● **Items**:
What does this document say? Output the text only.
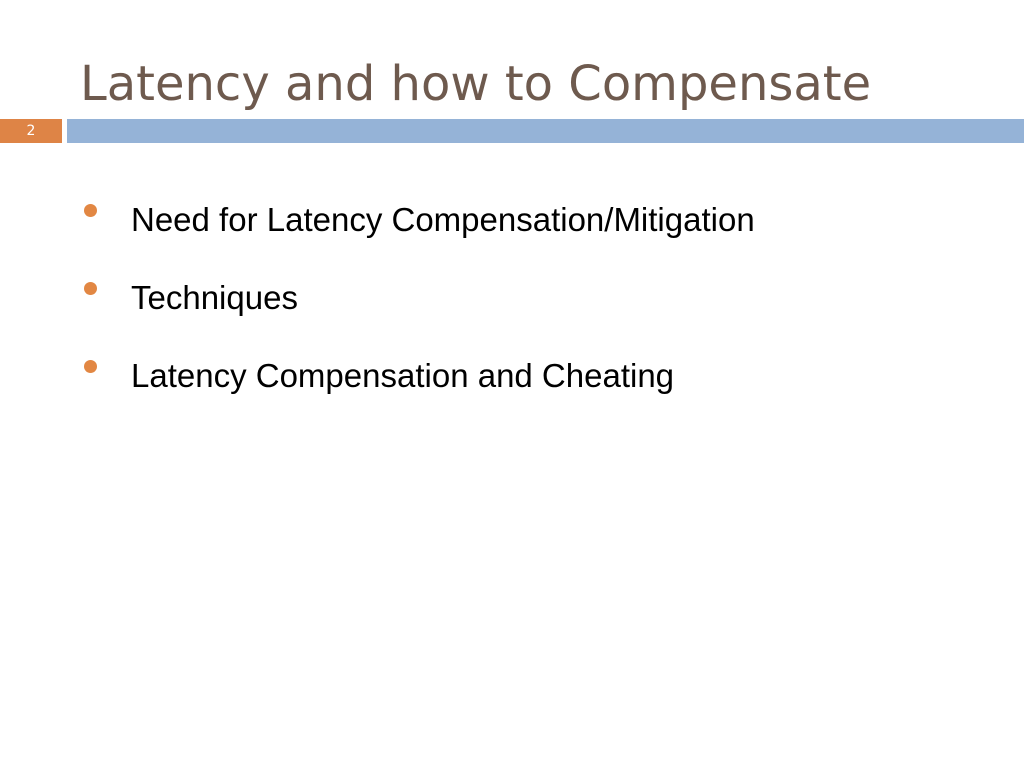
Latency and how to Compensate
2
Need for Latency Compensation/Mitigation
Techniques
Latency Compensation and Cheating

● **Task instructions**: Omit the pictures and reproduce the listing exactly.

● **Output for this exercise**:
What does this document say? Output the text only.
Latency and how to Compensate
2
Need for Latency Compensation/Mitigation
Techniques
Latency Compensation and Cheating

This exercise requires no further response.